+++ DATASET EXTRACT
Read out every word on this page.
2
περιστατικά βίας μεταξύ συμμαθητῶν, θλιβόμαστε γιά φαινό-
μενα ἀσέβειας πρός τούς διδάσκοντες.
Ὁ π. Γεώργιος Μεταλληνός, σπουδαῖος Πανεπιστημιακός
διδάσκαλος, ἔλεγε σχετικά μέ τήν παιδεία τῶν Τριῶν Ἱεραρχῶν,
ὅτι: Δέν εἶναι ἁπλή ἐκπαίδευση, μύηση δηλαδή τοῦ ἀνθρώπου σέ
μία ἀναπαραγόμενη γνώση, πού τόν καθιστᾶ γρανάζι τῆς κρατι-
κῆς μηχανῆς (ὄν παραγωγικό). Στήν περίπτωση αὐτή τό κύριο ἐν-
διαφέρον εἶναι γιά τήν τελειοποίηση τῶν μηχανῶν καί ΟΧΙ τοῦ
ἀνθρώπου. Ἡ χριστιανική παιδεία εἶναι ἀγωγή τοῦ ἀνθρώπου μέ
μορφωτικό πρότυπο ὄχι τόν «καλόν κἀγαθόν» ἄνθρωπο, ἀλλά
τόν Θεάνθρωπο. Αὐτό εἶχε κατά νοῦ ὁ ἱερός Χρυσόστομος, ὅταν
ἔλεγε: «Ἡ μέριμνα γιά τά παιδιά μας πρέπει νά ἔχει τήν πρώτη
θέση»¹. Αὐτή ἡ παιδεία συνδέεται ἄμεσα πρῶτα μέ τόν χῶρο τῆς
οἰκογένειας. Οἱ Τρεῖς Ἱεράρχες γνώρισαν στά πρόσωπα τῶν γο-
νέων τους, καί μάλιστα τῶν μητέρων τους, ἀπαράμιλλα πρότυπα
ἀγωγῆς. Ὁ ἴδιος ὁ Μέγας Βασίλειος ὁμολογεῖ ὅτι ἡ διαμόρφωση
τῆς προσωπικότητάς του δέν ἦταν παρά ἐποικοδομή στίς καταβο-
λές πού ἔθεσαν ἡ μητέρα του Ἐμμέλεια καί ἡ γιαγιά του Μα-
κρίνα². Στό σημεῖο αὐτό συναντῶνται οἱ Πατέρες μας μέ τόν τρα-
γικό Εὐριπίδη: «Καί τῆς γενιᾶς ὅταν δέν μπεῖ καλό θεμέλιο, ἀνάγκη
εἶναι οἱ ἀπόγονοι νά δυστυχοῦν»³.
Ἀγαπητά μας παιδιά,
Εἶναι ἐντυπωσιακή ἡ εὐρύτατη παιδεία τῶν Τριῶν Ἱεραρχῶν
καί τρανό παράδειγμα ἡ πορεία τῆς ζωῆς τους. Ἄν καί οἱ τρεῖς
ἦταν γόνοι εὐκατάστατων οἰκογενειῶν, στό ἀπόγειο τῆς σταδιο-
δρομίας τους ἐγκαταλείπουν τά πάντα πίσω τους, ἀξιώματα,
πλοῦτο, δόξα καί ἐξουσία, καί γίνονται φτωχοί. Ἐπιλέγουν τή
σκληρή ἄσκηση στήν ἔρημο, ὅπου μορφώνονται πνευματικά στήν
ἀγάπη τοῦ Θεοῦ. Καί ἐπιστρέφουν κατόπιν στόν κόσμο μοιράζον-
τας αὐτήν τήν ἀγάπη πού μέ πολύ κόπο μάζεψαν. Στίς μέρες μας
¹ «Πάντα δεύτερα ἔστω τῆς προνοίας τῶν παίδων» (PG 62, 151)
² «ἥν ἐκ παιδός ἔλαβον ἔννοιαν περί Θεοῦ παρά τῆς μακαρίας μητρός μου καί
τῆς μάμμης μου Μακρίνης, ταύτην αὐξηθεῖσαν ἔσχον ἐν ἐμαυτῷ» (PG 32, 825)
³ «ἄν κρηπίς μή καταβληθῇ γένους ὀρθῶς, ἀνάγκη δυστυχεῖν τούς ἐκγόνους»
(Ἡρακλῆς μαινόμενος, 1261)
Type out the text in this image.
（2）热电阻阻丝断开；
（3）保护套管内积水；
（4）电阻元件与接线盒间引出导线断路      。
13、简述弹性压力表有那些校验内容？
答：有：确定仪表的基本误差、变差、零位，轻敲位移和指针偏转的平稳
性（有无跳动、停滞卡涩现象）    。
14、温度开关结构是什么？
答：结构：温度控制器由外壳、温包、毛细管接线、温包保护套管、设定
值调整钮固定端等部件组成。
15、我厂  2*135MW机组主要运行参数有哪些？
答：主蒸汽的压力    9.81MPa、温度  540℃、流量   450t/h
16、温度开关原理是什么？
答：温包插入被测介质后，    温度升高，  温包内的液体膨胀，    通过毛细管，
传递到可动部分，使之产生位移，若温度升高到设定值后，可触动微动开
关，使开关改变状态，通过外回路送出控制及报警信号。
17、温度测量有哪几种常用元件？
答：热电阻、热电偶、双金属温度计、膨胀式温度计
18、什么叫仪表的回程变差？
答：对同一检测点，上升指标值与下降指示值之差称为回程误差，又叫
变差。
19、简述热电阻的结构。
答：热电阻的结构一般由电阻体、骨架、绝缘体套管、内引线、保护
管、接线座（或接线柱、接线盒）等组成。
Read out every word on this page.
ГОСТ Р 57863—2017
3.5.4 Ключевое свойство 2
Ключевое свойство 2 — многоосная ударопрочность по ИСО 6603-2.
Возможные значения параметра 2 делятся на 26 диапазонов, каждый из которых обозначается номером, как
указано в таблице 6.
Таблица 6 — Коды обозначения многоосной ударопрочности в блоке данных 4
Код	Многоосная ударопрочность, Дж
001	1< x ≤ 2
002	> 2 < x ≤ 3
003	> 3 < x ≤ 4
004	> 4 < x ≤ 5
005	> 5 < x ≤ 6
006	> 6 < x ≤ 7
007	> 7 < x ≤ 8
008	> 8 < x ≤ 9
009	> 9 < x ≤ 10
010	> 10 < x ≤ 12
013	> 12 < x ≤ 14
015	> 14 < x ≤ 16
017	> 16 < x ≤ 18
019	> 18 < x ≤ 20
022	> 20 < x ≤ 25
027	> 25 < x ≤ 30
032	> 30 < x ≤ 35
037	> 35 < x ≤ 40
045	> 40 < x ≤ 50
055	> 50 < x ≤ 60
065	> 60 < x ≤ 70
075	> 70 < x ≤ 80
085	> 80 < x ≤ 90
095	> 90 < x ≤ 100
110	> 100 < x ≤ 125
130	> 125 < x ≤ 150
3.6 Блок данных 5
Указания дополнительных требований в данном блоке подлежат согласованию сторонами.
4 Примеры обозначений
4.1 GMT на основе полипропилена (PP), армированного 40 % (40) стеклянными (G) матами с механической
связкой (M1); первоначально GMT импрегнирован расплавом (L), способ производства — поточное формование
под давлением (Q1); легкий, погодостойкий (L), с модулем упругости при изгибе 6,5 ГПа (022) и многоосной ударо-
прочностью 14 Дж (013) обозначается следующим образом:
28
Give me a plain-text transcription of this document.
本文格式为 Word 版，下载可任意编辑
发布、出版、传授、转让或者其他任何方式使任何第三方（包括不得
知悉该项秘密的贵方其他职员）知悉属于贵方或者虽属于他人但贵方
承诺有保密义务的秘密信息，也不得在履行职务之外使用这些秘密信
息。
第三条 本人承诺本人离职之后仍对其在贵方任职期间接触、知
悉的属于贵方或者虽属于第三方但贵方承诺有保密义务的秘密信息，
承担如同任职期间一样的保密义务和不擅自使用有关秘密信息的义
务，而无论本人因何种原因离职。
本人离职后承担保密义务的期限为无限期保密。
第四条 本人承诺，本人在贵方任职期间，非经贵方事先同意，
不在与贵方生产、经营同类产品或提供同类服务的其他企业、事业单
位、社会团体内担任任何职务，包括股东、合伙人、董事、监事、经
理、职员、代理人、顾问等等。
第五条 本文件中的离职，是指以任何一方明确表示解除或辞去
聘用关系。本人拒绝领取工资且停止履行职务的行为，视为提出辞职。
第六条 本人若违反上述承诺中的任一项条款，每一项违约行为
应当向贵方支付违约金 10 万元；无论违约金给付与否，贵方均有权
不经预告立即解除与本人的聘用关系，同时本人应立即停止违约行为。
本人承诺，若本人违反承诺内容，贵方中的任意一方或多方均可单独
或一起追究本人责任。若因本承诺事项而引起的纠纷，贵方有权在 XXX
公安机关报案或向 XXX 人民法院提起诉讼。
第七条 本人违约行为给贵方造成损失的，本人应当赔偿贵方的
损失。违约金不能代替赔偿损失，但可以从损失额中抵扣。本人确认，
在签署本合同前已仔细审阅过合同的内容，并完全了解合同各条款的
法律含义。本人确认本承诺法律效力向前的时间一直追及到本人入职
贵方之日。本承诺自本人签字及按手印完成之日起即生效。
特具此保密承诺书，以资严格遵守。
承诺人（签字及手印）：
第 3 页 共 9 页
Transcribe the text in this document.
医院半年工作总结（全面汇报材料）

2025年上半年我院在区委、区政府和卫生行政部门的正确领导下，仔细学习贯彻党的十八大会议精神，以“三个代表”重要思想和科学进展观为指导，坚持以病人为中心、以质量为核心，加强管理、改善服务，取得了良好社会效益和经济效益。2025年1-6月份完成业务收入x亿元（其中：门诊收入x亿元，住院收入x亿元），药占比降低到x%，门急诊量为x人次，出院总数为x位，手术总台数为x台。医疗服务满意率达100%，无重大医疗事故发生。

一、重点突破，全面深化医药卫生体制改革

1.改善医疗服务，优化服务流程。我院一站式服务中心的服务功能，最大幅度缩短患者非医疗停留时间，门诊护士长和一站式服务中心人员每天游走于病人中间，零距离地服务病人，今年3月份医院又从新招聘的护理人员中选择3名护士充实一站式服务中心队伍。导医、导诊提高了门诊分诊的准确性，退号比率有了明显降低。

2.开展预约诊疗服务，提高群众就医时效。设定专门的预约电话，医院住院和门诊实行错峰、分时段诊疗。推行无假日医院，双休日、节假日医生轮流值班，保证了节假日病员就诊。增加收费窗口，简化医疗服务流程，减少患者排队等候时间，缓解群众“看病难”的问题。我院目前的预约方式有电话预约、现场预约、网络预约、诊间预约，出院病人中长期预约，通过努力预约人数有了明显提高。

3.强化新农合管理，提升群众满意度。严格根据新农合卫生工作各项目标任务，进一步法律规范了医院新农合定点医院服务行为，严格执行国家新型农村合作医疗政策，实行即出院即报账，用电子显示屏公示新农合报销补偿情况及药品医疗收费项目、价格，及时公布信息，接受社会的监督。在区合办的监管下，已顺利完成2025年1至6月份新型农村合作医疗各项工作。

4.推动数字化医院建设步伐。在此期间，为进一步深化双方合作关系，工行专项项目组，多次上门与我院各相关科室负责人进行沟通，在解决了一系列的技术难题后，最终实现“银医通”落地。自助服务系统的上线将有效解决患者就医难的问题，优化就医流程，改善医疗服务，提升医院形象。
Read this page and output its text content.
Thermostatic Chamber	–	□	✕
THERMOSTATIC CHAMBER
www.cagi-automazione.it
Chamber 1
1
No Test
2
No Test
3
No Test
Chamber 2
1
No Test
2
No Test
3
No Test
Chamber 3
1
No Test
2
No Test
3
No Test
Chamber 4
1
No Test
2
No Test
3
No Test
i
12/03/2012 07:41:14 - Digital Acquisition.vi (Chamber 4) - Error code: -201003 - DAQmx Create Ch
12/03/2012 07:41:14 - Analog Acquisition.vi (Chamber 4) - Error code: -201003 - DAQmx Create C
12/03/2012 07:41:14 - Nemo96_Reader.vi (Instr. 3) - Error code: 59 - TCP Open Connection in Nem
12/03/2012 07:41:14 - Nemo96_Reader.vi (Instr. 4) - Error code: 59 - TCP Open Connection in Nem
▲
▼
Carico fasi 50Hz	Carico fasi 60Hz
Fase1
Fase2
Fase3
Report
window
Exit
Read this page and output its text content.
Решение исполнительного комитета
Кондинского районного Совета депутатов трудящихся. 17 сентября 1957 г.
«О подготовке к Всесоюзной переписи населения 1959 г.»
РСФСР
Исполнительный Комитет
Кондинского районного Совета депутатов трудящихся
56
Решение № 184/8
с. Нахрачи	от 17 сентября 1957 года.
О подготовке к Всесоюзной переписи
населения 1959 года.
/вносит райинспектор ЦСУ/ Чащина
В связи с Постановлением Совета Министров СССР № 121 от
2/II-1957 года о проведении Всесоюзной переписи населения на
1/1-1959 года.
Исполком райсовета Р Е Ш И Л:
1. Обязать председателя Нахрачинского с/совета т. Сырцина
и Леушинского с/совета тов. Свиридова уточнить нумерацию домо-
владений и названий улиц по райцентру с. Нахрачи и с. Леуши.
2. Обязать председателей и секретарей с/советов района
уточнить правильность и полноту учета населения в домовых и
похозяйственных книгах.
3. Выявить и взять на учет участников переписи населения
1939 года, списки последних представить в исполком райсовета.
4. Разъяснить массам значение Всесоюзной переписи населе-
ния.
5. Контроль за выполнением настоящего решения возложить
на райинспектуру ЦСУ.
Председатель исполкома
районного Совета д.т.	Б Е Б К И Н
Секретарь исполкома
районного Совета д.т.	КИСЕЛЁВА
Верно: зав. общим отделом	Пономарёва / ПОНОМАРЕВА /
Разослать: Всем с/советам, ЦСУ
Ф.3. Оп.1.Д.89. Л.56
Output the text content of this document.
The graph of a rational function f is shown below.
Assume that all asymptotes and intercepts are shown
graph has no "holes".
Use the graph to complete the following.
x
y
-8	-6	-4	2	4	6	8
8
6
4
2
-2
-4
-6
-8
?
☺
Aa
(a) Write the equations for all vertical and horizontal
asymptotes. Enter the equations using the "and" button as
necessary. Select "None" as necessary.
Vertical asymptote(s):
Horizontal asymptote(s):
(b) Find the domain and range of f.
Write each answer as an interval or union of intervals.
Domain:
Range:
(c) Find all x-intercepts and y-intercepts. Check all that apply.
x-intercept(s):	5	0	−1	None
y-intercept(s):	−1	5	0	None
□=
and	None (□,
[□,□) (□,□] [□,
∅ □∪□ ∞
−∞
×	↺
++++++
Filter lines by "Кондинского" and return each hit.

Кондинского районного Совета депутатов трудящихся. 17 сентября 1957 г.
Кондинского районного Совета депутатов трудящихся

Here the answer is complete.